Aim
Every record should be copied exactly, except that pictures are to be omitted.

-------- The data

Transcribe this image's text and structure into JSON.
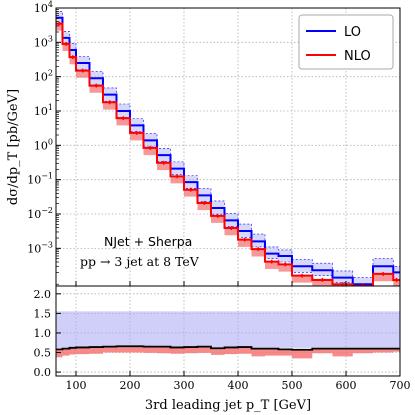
{
  "chart_data": {
    "type": "line",
    "draw_style": "step",
    "x_bin_edges": [
      63,
      75,
      88,
      100,
      125,
      150,
      175,
      200,
      225,
      250,
      275,
      300,
      325,
      350,
      375,
      400,
      425,
      450,
      475,
      500,
      537.5,
      575,
      612.5,
      650,
      687.5,
      700
    ],
    "series": [
      {
        "name": "LO",
        "color": "#0000ff",
        "band_color": "#a8a8f4",
        "values": [
          5200,
          1350,
          600,
          250,
          90,
          30,
          10,
          3.8,
          1.4,
          0.52,
          0.21,
          0.085,
          0.035,
          0.015,
          0.0065,
          0.0032,
          0.0016,
          0.0007,
          0.0006,
          0.0003,
          0.00023,
          0.00014,
          9e-05,
          0.0003,
          0.0002
        ],
        "band_lo": [
          3300,
          850,
          380,
          160,
          58,
          19,
          6.5,
          2.5,
          0.9,
          0.34,
          0.14,
          0.056,
          0.023,
          0.0099,
          0.0043,
          0.0021,
          0.0011,
          0.0005,
          0.0004,
          0.0002,
          0.00016,
          0.0001,
          6e-05,
          0.00018,
          0.00013
        ],
        "band_hi": [
          8000,
          2100,
          930,
          390,
          140,
          47,
          16,
          6,
          2.2,
          0.82,
          0.33,
          0.13,
          0.055,
          0.024,
          0.0103,
          0.0051,
          0.0026,
          0.0011,
          0.0009,
          0.00047,
          0.00037,
          0.00022,
          0.00014,
          0.0005,
          0.0003
        ]
      },
      {
        "name": "NLO",
        "color": "#ff0000",
        "band_color": "#f47676",
        "values": [
          3500,
          900,
          370,
          150,
          55,
          18,
          6.2,
          2.3,
          0.84,
          0.31,
          0.125,
          0.051,
          0.021,
          0.0088,
          0.0039,
          0.0018,
          0.00095,
          0.00041,
          0.00034,
          0.00016,
          0.00012,
          9e-05,
          5e-05,
          0.00018,
          0.00012
        ],
        "band_lo": [
          2200,
          560,
          230,
          93,
          34,
          11,
          3.8,
          1.4,
          0.52,
          0.19,
          0.078,
          0.032,
          0.013,
          0.0055,
          0.0024,
          0.0011,
          0.00058,
          0.00025,
          0.00021,
          0.0001,
          7.5e-05,
          5.5e-05,
          3e-05,
          0.00011,
          7.4e-05
        ],
        "band_hi": [
          3600,
          930,
          385,
          155,
          57,
          18.6,
          6.4,
          2.4,
          0.87,
          0.32,
          0.13,
          0.053,
          0.022,
          0.0091,
          0.004,
          0.0019,
          0.00098,
          0.00043,
          0.00035,
          0.00017,
          0.00013,
          9.3e-05,
          5.2e-05,
          0.000186,
          0.000124
        ],
        "errors": true
      }
    ],
    "ratio_panel": {
      "ylim": [
        -0.1,
        2.2
      ],
      "yticks": [
        "0.0",
        "0.5",
        "1.0",
        "1.5",
        "2.0"
      ],
      "lo_band": [
        0.62,
        1.55
      ],
      "nlo_ratio": [
        0.58,
        0.6,
        0.62,
        0.63,
        0.64,
        0.65,
        0.66,
        0.66,
        0.65,
        0.65,
        0.63,
        0.64,
        0.65,
        0.61,
        0.63,
        0.64,
        0.6,
        0.6,
        0.58,
        0.57,
        0.6,
        0.6,
        0.6,
        0.6,
        0.6
      ],
      "nlo_band_lo": [
        0.38,
        0.42,
        0.45,
        0.46,
        0.47,
        0.5,
        0.5,
        0.5,
        0.49,
        0.48,
        0.47,
        0.48,
        0.49,
        0.44,
        0.46,
        0.47,
        0.4,
        0.42,
        0.42,
        0.35,
        0.48,
        0.4,
        0.48,
        0.5,
        0.52
      ]
    },
    "xlabel": "3rd leading jet p_T [GeV]",
    "ylabel": "dσ/dp_T [pb/GeV]",
    "xlim": [
      63,
      700
    ],
    "ylim_log": [
      8e-05,
      10000
    ],
    "xticks": [
      "100",
      "200",
      "300",
      "400",
      "500",
      "600",
      "700"
    ],
    "yticks_exp": [
      "-3",
      "-2",
      "-1",
      "0",
      "1",
      "2",
      "3",
      "4"
    ],
    "legend_position": "top-right",
    "grid": true,
    "annotations": {
      "line1": "NJet + Sherpa",
      "line2": "pp → 3 jet at 8 TeV"
    }
  }
}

----------------

Problem solution
Transcribe this image's text and structure into JSON.
{
  "chart_data": {
    "type": "line",
    "draw_style": "step",
    "x_bin_edges": [
      63,
      75,
      88,
      100,
      125,
      150,
      175,
      200,
      225,
      250,
      275,
      300,
      325,
      350,
      375,
      400,
      425,
      450,
      475,
      500,
      537.5,
      575,
      612.5,
      650,
      687.5,
      700
    ],
    "series": [
      {
        "name": "LO",
        "color": "#0000ff",
        "band_color": "#a8a8f4",
        "values": [
          5200,
          1350,
          600,
          250,
          90,
          30,
          10,
          3.8,
          1.4,
          0.52,
          0.21,
          0.085,
          0.035,
          0.015,
          0.0065,
          0.0032,
          0.0016,
          0.0007,
          0.0006,
          0.0003,
          0.00023,
          0.00014,
          9e-05,
          0.0003,
          0.0002
        ],
        "band_lo": [
          3300,
          850,
          380,
          160,
          58,
          19,
          6.5,
          2.5,
          0.9,
          0.34,
          0.14,
          0.056,
          0.023,
          0.0099,
          0.0043,
          0.0021,
          0.0011,
          0.0005,
          0.0004,
          0.0002,
          0.00016,
          0.0001,
          6e-05,
          0.00018,
          0.00013
        ],
        "band_hi": [
          8000,
          2100,
          930,
          390,
          140,
          47,
          16,
          6,
          2.2,
          0.82,
          0.33,
          0.13,
          0.055,
          0.024,
          0.0103,
          0.0051,
          0.0026,
          0.0011,
          0.0009,
          0.00047,
          0.00037,
          0.00022,
          0.00014,
          0.0005,
          0.0003
        ]
      },
      {
        "name": "NLO",
        "color": "#ff0000",
        "band_color": "#f47676",
        "values": [
          3500,
          900,
          370,
          150,
          55,
          18,
          6.2,
          2.3,
          0.84,
          0.31,
          0.125,
          0.051,
          0.021,
          0.0088,
          0.0039,
          0.0018,
          0.00095,
          0.00041,
          0.00034,
          0.00016,
          0.00012,
          9e-05,
          5e-05,
          0.00018,
          0.00012
        ],
        "band_lo": [
          2200,
          560,
          230,
          93,
          34,
          11,
          3.8,
          1.4,
          0.52,
          0.19,
          0.078,
          0.032,
          0.013,
          0.0055,
          0.0024,
          0.0011,
          0.00058,
          0.00025,
          0.00021,
          0.0001,
          7.5e-05,
          5.5e-05,
          3e-05,
          0.00011,
          7.4e-05
        ],
        "band_hi": [
          3600,
          930,
          385,
          155,
          57,
          18.6,
          6.4,
          2.4,
          0.87,
          0.32,
          0.13,
          0.053,
          0.022,
          0.0091,
          0.004,
          0.0019,
          0.00098,
          0.00043,
          0.00035,
          0.00017,
          0.00013,
          9.3e-05,
          5.2e-05,
          0.000186,
          0.000124
        ],
        "errors": true
      }
    ],
    "ratio_panel": {
      "ylim": [
        -0.1,
        2.2
      ],
      "yticks": [
        "0.0",
        "0.5",
        "1.0",
        "1.5",
        "2.0"
      ],
      "lo_band": [
        0.62,
        1.55
      ],
      "nlo_ratio": [
        0.58,
        0.6,
        0.62,
        0.63,
        0.64,
        0.65,
        0.66,
        0.66,
        0.65,
        0.65,
        0.63,
        0.64,
        0.65,
        0.61,
        0.63,
        0.64,
        0.6,
        0.6,
        0.58,
        0.57,
        0.6,
        0.6,
        0.6,
        0.6,
        0.6
      ],
      "nlo_band_lo": [
        0.38,
        0.42,
        0.45,
        0.46,
        0.47,
        0.5,
        0.5,
        0.5,
        0.49,
        0.48,
        0.47,
        0.48,
        0.49,
        0.44,
        0.46,
        0.47,
        0.4,
        0.42,
        0.42,
        0.35,
        0.48,
        0.4,
        0.48,
        0.5,
        0.52
      ]
    },
    "xlabel": "3rd leading jet p_T [GeV]",
    "ylabel": "dσ/dp_T [pb/GeV]",
    "xlim": [
      63,
      700
    ],
    "ylim_log": [
      8e-05,
      10000
    ],
    "xticks": [
      "100",
      "200",
      "300",
      "400",
      "500",
      "600",
      "700"
    ],
    "yticks_exp": [
      "-3",
      "-2",
      "-1",
      "0",
      "1",
      "2",
      "3",
      "4"
    ],
    "legend_position": "top-right",
    "grid": true,
    "annotations": {
      "line1": "NJet + Sherpa",
      "line2": "pp → 3 jet at 8 TeV"
    }
  }
}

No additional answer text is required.